EXCERPTED DATA:

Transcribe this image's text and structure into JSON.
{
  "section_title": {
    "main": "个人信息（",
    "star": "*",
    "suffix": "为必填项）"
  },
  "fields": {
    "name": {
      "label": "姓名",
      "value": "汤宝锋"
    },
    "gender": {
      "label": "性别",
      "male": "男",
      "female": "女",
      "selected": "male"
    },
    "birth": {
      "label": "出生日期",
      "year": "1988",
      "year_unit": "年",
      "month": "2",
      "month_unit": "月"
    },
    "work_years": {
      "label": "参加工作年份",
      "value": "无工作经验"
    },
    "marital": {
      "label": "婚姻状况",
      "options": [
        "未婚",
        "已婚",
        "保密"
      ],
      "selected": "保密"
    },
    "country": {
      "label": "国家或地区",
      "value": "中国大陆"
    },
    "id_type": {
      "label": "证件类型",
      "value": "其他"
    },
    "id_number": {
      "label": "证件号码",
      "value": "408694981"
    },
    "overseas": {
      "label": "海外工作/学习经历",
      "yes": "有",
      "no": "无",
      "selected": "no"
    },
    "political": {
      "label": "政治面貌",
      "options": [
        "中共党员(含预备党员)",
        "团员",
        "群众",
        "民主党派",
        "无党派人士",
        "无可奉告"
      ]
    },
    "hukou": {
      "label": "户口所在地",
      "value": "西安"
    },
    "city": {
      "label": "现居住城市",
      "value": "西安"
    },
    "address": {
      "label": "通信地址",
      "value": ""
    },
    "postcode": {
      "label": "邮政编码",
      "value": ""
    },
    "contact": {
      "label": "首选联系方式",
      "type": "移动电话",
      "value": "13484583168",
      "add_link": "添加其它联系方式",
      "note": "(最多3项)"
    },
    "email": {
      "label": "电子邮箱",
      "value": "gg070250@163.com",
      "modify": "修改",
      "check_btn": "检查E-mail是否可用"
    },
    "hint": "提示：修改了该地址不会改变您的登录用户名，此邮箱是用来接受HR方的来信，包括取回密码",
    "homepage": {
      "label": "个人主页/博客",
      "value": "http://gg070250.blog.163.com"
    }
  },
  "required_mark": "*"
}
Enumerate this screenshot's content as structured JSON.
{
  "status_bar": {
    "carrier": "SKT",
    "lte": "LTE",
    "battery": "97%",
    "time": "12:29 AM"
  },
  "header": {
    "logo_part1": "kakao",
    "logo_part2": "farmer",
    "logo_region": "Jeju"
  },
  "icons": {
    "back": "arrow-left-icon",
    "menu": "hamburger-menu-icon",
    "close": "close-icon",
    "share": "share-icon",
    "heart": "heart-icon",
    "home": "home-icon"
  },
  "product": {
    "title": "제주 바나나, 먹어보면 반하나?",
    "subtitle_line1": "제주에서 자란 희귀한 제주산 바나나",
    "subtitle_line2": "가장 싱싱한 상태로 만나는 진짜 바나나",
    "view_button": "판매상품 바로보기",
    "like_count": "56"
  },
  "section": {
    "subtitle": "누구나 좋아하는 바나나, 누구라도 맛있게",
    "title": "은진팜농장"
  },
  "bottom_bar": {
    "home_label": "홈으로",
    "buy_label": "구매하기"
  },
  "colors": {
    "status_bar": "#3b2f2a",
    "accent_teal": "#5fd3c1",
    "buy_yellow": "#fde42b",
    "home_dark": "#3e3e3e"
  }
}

SET PROBLEM: Find the string "selected" in the records, then copy each line where it occurs.

IN RESPONSE:
      "selected": "male"
      "selected": "保密"
      "selected": "no"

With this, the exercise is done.